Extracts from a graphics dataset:
============
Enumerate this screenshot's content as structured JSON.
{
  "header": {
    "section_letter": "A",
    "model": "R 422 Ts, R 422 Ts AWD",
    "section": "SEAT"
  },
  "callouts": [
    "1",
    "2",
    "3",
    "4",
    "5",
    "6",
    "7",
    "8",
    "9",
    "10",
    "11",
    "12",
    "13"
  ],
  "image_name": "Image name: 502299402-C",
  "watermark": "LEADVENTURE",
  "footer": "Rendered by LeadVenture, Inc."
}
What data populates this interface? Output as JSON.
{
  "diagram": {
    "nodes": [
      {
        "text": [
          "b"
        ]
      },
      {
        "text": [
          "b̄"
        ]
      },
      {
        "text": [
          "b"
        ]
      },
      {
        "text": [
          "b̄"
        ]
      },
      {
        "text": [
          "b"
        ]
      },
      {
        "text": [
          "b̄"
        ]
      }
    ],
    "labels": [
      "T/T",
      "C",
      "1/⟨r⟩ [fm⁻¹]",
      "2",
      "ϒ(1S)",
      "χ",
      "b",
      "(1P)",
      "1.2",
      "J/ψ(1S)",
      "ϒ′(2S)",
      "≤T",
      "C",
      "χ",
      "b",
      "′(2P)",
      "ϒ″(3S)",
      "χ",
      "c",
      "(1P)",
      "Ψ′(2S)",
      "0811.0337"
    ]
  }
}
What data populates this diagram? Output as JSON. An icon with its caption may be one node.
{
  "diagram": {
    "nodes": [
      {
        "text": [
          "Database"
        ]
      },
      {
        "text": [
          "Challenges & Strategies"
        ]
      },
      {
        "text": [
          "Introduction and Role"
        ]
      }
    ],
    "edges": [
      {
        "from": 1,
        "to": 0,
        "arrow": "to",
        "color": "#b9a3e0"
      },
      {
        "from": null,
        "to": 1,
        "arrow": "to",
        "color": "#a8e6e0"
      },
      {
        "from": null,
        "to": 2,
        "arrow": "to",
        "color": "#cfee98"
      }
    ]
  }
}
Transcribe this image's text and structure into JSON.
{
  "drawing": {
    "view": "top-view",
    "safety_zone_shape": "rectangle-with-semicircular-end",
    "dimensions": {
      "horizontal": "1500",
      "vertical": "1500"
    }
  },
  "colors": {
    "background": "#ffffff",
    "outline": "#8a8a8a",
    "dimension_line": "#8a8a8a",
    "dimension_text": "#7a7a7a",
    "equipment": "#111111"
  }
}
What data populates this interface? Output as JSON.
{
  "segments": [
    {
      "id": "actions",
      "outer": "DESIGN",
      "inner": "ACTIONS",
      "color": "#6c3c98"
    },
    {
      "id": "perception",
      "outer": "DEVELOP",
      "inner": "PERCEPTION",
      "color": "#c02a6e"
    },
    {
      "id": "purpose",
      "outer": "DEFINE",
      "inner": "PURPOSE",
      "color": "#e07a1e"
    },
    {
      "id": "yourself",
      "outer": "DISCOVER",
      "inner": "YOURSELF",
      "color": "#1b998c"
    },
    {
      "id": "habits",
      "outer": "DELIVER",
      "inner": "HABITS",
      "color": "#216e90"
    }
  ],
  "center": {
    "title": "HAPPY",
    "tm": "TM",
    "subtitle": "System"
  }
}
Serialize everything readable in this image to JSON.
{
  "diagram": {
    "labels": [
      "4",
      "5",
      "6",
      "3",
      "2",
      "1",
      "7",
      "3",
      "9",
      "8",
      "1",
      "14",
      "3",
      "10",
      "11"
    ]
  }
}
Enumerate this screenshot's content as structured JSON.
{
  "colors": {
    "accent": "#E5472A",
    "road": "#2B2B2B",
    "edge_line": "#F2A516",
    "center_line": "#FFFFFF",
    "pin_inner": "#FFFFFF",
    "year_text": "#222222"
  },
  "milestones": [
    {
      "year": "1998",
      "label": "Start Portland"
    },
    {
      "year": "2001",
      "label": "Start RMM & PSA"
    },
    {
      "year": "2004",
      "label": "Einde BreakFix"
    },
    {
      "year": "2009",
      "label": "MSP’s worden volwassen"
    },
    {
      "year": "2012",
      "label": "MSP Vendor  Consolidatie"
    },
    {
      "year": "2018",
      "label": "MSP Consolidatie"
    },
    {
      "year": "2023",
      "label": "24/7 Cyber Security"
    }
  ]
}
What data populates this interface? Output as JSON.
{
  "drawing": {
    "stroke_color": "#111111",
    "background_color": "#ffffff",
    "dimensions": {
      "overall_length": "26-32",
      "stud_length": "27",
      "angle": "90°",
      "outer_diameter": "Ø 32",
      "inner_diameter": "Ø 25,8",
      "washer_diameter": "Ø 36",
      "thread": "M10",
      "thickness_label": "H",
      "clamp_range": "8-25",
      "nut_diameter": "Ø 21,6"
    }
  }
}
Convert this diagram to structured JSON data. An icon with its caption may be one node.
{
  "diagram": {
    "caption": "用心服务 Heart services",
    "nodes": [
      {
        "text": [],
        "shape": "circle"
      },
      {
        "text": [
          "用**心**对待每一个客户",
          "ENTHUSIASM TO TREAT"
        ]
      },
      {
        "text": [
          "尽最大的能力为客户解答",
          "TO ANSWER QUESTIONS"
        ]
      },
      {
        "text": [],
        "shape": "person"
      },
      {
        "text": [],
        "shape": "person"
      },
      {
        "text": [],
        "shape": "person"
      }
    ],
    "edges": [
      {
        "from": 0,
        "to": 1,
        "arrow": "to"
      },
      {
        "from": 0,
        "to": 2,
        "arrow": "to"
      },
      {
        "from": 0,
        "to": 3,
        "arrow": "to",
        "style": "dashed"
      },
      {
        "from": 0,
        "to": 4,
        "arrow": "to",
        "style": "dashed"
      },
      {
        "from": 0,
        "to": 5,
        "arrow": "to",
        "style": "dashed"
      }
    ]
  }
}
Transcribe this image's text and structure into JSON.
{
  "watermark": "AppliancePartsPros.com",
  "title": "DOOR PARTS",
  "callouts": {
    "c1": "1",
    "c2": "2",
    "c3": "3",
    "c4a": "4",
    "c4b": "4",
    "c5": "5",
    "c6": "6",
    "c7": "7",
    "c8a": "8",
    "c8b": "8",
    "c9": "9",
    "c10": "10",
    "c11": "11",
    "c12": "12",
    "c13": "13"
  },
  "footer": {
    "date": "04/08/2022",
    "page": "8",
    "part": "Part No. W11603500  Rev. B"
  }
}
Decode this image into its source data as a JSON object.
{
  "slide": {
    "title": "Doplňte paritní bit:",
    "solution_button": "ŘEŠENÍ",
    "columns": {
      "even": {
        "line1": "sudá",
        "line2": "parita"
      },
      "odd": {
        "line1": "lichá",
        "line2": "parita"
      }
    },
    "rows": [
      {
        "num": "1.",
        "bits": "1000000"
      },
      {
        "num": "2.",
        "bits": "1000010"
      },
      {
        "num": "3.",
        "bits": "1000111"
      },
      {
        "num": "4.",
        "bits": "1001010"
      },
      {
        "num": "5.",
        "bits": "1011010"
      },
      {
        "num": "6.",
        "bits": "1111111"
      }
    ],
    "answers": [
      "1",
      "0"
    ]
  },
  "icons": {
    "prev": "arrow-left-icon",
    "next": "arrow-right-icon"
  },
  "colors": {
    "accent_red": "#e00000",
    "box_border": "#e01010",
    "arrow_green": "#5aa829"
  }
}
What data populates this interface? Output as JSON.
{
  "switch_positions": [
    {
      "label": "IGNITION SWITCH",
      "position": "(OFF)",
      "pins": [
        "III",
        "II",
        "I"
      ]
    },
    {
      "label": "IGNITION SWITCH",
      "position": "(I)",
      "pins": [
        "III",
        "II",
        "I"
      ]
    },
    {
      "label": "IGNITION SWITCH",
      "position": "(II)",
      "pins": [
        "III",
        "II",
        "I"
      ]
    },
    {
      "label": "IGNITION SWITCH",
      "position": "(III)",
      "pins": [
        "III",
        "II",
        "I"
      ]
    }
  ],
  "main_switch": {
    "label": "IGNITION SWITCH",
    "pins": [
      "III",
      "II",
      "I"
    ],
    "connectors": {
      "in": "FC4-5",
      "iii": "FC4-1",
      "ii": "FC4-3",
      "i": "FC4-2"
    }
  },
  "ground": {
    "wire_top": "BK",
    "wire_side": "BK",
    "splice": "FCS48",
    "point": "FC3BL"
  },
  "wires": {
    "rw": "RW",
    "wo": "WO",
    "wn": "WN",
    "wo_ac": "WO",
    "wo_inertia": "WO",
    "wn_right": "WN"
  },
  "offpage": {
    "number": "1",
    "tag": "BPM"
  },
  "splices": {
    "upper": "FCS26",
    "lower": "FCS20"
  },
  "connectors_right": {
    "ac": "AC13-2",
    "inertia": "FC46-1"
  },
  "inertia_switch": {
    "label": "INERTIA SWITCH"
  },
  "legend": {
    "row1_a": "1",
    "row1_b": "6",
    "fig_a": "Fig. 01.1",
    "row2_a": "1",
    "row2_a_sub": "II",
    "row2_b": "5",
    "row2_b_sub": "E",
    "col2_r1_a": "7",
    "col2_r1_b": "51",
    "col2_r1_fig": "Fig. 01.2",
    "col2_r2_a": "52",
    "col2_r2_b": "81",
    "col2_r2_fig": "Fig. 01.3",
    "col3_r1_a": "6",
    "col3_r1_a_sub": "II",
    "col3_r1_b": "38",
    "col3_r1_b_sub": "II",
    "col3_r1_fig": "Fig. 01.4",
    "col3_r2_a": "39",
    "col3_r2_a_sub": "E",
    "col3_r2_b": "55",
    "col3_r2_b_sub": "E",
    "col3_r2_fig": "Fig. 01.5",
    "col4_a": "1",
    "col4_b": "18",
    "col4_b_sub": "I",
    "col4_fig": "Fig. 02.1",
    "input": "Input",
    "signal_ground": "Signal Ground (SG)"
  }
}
============
= PROBLEM REQUIREMENTS =
Tell how many lines of the data include the word "with", and nothing else.

= CORRECT OUTPUT =
3